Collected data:
★ ★ ★
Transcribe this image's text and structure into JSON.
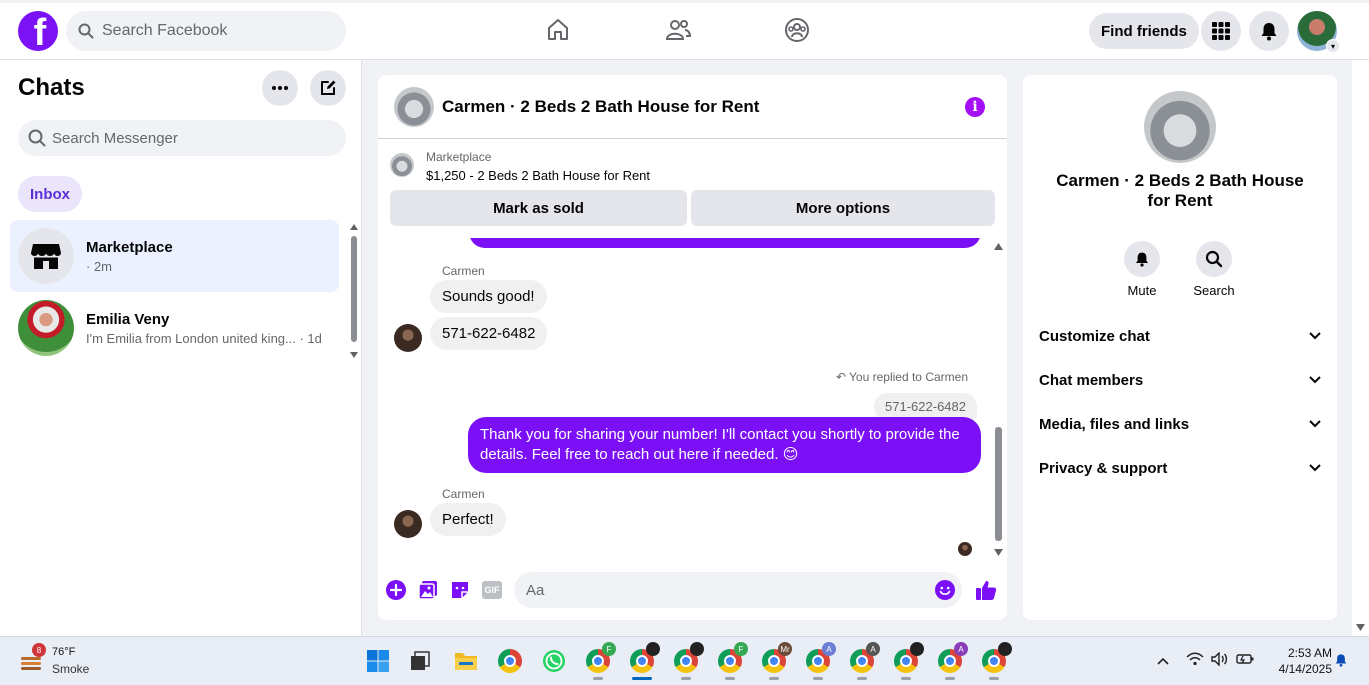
{
  "topbar": {
    "logo_letter": "f",
    "search_placeholder": "Search Facebook",
    "find_friends": "Find friends",
    "nav_icons": [
      "home-icon",
      "friends-icon",
      "groups-icon"
    ],
    "right_icons": [
      "menu-grid-icon",
      "notifications-bell-icon",
      "account-avatar"
    ]
  },
  "sidebar": {
    "title": "Chats",
    "search_placeholder": "Search Messenger",
    "filter_tab": "Inbox",
    "chats": [
      {
        "name": "Marketplace",
        "subtitle": "· 2m",
        "active": true
      },
      {
        "name": "Emilia Veny",
        "subtitle": "I'm Emilia from London united king... · 1d",
        "active": false
      }
    ]
  },
  "conversation": {
    "title": "Carmen · 2 Beds 2 Bath House for Rent",
    "marketplace_label": "Marketplace",
    "listing": "$1,250 - 2 Beds 2 Bath House for Rent",
    "mark_sold": "Mark as sold",
    "more_options": "More options",
    "messages": [
      {
        "sender": "Carmen",
        "text": "Sounds good!"
      },
      {
        "text": "571-622-6482"
      },
      {
        "reply_label": "You replied to Carmen",
        "quoted": "571-622-6482"
      },
      {
        "outgoing": "Thank you for sharing your number! I'll contact you shortly to provide the details. Feel free to reach out here if needed. 😊"
      },
      {
        "sender": "Carmen",
        "text": "Perfect!"
      }
    ],
    "composer_placeholder": "Aa",
    "gif_label": "GIF"
  },
  "info_panel": {
    "name": "Carmen · 2 Beds 2 Bath House for Rent",
    "mute": "Mute",
    "search": "Search",
    "sections": [
      "Customize chat",
      "Chat members",
      "Media, files and links",
      "Privacy & support"
    ]
  },
  "taskbar": {
    "weather_badge": "8",
    "temp": "76°F",
    "condition": "Smoke",
    "badges": [
      "F",
      "Mr",
      "A",
      "A",
      "A"
    ],
    "time": "2:53 AM",
    "date": "4/14/2025"
  },
  "colors": {
    "accent": "#7b10f7",
    "fb_logo": "#7b11f5",
    "inbox_tab_bg": "#ebe5fc",
    "inbox_tab_text": "#5b2fd6",
    "info_icon": "#a40ff5"
  }
}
★ ★ ★
• _What you are asked to do_
Find every line holding the word "subtitle"; give their count and nothing else.

• _In response_
2